WHAT THIS TASK INVOLVES — Give only the number of lines in the listing below where the string "name" occurs.

Begin DATA LISTING

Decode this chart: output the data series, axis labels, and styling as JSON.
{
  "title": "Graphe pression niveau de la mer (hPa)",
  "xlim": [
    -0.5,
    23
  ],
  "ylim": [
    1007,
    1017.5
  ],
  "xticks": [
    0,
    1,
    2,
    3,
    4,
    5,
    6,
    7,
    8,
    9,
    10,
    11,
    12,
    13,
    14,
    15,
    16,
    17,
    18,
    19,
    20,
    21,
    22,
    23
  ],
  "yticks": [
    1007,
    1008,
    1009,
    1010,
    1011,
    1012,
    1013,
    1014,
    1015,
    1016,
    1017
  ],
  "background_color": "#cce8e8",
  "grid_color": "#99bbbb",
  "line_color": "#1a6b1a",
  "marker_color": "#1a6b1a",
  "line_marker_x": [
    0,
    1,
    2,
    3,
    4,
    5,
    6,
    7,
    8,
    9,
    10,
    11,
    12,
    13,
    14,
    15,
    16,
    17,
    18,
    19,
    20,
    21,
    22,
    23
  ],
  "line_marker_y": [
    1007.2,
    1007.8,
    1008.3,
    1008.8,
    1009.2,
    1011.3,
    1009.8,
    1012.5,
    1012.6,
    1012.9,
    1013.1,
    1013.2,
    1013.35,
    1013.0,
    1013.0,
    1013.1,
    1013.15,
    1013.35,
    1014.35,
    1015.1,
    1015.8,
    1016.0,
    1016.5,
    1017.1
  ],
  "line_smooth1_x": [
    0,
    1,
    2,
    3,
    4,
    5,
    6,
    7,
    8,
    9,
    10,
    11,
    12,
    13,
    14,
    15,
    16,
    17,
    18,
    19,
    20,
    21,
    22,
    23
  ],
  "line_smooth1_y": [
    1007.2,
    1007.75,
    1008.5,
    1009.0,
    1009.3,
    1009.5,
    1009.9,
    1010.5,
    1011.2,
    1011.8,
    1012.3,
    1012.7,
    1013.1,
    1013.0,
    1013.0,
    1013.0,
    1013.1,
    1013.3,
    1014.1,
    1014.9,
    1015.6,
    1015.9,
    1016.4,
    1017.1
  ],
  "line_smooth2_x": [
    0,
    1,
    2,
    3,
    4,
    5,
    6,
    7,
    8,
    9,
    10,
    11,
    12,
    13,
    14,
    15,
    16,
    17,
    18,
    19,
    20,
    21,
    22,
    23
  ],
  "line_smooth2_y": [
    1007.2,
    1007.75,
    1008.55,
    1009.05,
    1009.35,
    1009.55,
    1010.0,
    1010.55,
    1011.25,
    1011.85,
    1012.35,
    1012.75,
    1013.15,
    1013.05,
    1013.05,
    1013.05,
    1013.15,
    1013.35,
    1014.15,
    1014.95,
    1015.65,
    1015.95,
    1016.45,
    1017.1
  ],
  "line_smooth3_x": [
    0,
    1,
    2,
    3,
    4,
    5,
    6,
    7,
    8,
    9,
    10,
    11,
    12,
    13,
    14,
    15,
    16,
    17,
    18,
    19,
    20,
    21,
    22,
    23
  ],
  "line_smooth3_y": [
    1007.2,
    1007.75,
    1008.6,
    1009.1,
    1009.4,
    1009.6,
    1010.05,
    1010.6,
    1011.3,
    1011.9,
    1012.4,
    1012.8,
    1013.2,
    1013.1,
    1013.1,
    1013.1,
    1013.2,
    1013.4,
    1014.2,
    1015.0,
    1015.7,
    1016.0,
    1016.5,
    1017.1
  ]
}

End DATA LISTING
Begin DATA LISTING

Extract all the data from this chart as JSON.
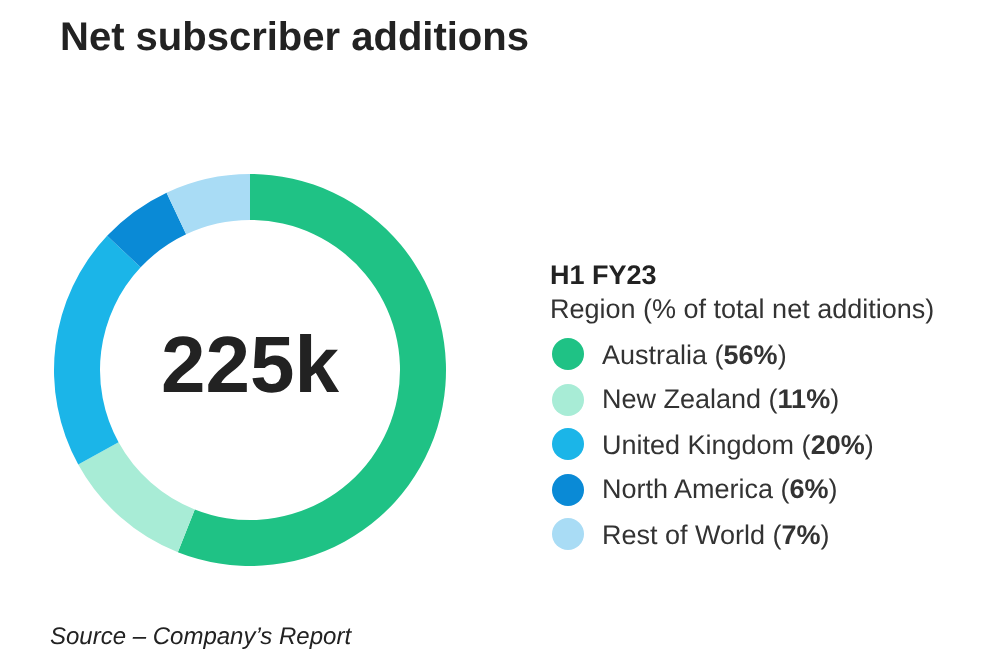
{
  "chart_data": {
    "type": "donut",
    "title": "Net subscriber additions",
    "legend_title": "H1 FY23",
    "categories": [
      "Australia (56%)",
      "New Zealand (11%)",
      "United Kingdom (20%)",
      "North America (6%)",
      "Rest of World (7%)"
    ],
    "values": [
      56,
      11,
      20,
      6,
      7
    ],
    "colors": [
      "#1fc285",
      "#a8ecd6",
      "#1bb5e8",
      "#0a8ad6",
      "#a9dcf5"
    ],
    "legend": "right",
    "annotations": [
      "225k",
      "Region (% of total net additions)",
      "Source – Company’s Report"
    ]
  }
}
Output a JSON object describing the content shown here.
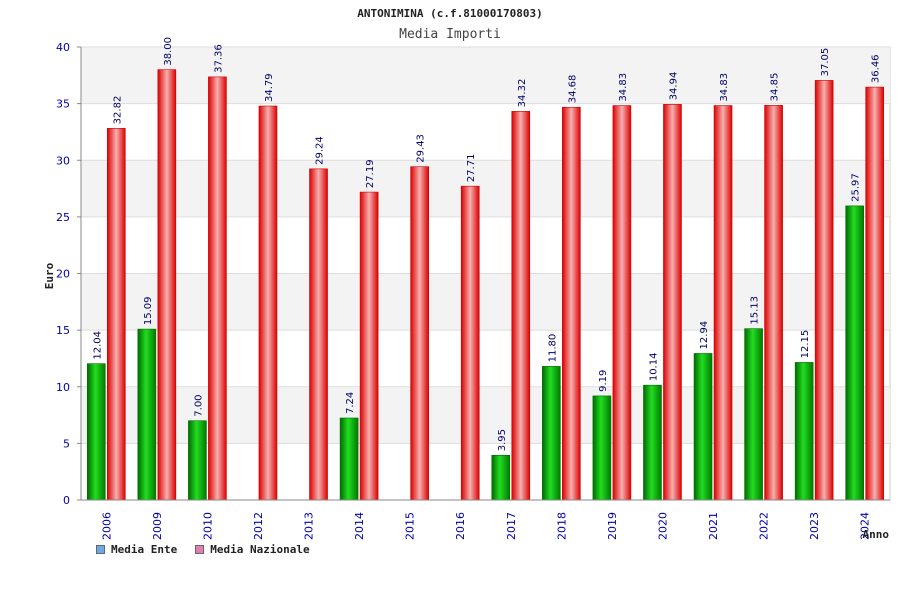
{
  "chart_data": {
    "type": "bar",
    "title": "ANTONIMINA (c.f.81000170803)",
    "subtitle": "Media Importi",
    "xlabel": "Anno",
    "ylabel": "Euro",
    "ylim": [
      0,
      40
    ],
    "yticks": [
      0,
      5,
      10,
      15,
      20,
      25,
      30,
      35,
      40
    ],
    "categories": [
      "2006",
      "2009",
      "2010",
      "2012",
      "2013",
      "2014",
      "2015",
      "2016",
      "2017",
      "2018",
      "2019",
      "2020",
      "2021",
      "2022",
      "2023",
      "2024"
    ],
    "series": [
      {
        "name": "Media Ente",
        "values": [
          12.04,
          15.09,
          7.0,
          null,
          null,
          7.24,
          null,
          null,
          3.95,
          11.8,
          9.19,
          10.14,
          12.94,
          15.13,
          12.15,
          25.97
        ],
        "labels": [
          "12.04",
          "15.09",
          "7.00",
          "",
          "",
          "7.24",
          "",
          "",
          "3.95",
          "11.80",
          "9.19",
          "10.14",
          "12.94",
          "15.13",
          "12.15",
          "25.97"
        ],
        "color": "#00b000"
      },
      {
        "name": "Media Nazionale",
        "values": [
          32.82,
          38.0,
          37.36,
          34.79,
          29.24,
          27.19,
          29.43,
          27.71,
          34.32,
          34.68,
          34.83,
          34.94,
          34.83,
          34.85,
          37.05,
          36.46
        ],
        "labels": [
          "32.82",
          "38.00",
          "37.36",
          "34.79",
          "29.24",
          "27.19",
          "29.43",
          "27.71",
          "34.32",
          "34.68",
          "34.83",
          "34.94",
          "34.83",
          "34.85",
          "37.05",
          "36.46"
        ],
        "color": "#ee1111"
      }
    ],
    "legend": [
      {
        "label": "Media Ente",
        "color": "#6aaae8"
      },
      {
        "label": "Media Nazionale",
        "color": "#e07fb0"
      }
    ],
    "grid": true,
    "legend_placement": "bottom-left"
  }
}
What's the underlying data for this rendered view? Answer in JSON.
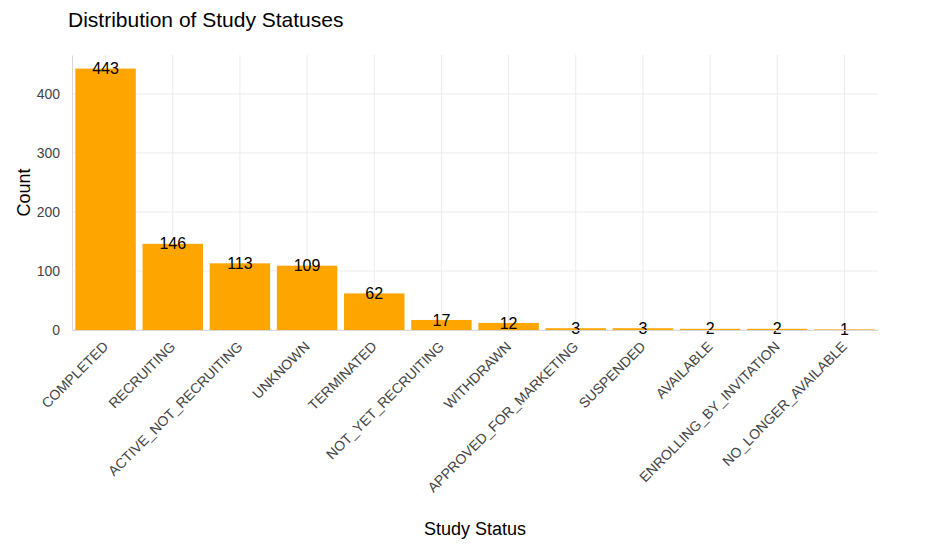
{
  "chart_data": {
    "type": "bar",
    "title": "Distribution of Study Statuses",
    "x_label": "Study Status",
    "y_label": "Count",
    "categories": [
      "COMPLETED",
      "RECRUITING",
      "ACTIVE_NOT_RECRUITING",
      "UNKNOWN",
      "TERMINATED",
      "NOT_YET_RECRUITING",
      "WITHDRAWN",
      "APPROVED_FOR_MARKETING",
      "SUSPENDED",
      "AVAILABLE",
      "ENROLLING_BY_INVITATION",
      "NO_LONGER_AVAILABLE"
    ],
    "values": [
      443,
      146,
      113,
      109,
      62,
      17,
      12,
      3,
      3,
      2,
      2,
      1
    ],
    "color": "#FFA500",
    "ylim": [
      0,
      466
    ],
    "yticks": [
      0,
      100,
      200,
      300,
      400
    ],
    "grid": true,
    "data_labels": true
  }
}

End DATA LISTING

RESULT — 2